■ **EXERCISE PROMPT**: Copy every line of the listing below word for word, leaving out the pictures.

## start RECORDS FOR THE EXERCISE

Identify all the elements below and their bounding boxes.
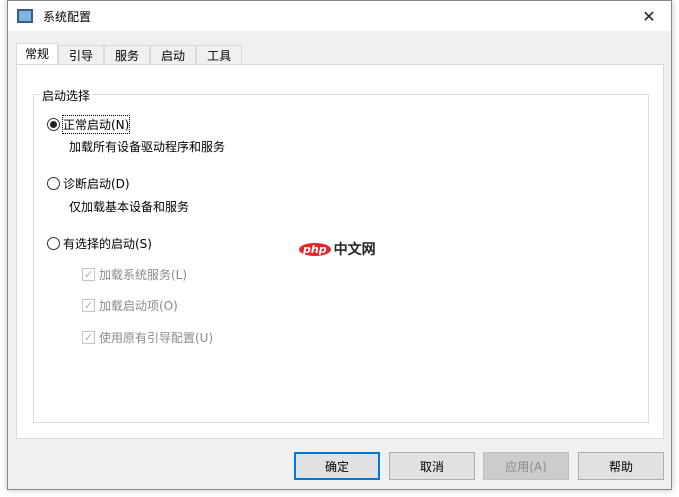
checkmark-icon: ✓ <box>82 331 95 344</box>
cancel-button[interactable]: 取消 <box>389 452 475 480</box>
radio-label: 正常启动(N) <box>61 115 131 134</box>
option-description: 仅加载基本设备和服务 <box>69 200 190 214</box>
checkbox-label: 使用原有引导配置(U) <box>99 331 214 345</box>
radio-label: 诊断启动(D) <box>63 177 130 191</box>
checkbox-load-startup-items[interactable]: ✓ 加载启动项(O) <box>82 297 178 314</box>
window-title: 系统配置 <box>43 9 92 24</box>
radio-selective-startup[interactable]: 有选择的启动(S) <box>47 235 152 252</box>
title-bar: 系统配置 ✕ <box>8 1 671 31</box>
watermark-text: 中文网 <box>333 242 376 258</box>
watermark-logo: php 中文网 <box>299 239 376 259</box>
tab-general[interactable]: 常规 <box>16 43 59 66</box>
apply-button[interactable]: 应用(A) <box>483 452 569 480</box>
help-button[interactable]: 帮助 <box>578 452 664 480</box>
checkbox-label: 加载系统服务(L) <box>99 268 188 282</box>
radio-icon <box>47 237 60 250</box>
group-legend: 启动选择 <box>40 87 93 104</box>
tab-startup[interactable]: 启动 <box>150 45 197 66</box>
radio-label: 有选择的启动(S) <box>63 237 152 251</box>
radio-icon <box>47 177 60 190</box>
checkmark-icon: ✓ <box>82 268 95 281</box>
radio-diagnostic-startup[interactable]: 诊断启动(D) <box>47 175 130 192</box>
tab-bar: 常规 引导 服务 启动 工具 <box>16 43 243 66</box>
radio-normal-startup[interactable]: 正常启动(N) <box>47 115 131 134</box>
ok-button[interactable]: 确定 <box>294 452 380 480</box>
tab-tools[interactable]: 工具 <box>196 45 243 66</box>
checkmark-icon: ✓ <box>82 299 95 312</box>
checkbox-use-original-boot-config[interactable]: ✓ 使用原有引导配置(U) <box>82 329 213 346</box>
checkbox-label: 加载启动项(O) <box>99 299 178 313</box>
checkbox-load-system-services[interactable]: ✓ 加载系统服务(L) <box>82 266 187 283</box>
tab-boot[interactable]: 引导 <box>58 45 105 66</box>
close-button[interactable]: ✕ <box>627 1 671 31</box>
watermark-php: php <box>299 242 331 256</box>
radio-selected-icon <box>47 118 60 131</box>
tab-services[interactable]: 服务 <box>104 45 151 66</box>
option-description: 加载所有设备驱动程序和服务 <box>69 140 226 154</box>
app-icon <box>17 9 33 23</box>
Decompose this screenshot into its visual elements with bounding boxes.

## end RECORDS FOR THE EXERCISE

■ **SOLUTION TO THIS TASK**:
Identify all the elements below and their bounding boxes.
checkmark-icon: ✓ <box>82 331 95 344</box>
cancel-button[interactable]: 取消 <box>389 452 475 480</box>
radio-label: 正常启动(N) <box>61 115 131 134</box>
option-description: 仅加载基本设备和服务 <box>69 200 190 214</box>
checkbox-label: 使用原有引导配置(U) <box>99 331 214 345</box>
radio-label: 诊断启动(D) <box>63 177 130 191</box>
checkbox-load-startup-items[interactable]: ✓ 加载启动项(O) <box>82 297 178 314</box>
window-title: 系统配置 <box>43 9 92 24</box>
radio-selective-startup[interactable]: 有选择的启动(S) <box>47 235 152 252</box>
title-bar: 系统配置 ✕ <box>8 1 671 31</box>
watermark-text: 中文网 <box>333 242 376 258</box>
watermark-logo: php 中文网 <box>299 239 376 259</box>
tab-general[interactable]: 常规 <box>16 43 59 66</box>
apply-button[interactable]: 应用(A) <box>483 452 569 480</box>
help-button[interactable]: 帮助 <box>578 452 664 480</box>
checkbox-label: 加载系统服务(L) <box>99 268 188 282</box>
radio-icon <box>47 237 60 250</box>
group-legend: 启动选择 <box>40 87 93 104</box>
tab-startup[interactable]: 启动 <box>150 45 197 66</box>
radio-label: 有选择的启动(S) <box>63 237 152 251</box>
radio-icon <box>47 177 60 190</box>
checkmark-icon: ✓ <box>82 268 95 281</box>
radio-diagnostic-startup[interactable]: 诊断启动(D) <box>47 175 130 192</box>
tab-bar: 常规 引导 服务 启动 工具 <box>16 43 243 66</box>
radio-normal-startup[interactable]: 正常启动(N) <box>47 115 131 134</box>
ok-button[interactable]: 确定 <box>294 452 380 480</box>
tab-tools[interactable]: 工具 <box>196 45 243 66</box>
checkmark-icon: ✓ <box>82 299 95 312</box>
checkbox-use-original-boot-config[interactable]: ✓ 使用原有引导配置(U) <box>82 329 213 346</box>
checkbox-label: 加载启动项(O) <box>99 299 178 313</box>
checkbox-load-system-services[interactable]: ✓ 加载系统服务(L) <box>82 266 187 283</box>
tab-boot[interactable]: 引导 <box>58 45 105 66</box>
close-button[interactable]: ✕ <box>627 1 671 31</box>
watermark-php: php <box>299 242 331 256</box>
radio-selected-icon <box>47 118 60 131</box>
tab-services[interactable]: 服务 <box>104 45 151 66</box>
option-description: 加载所有设备驱动程序和服务 <box>69 140 226 154</box>
app-icon <box>17 9 33 23</box>
Decompose this screenshot into its visual elements with bounding boxes.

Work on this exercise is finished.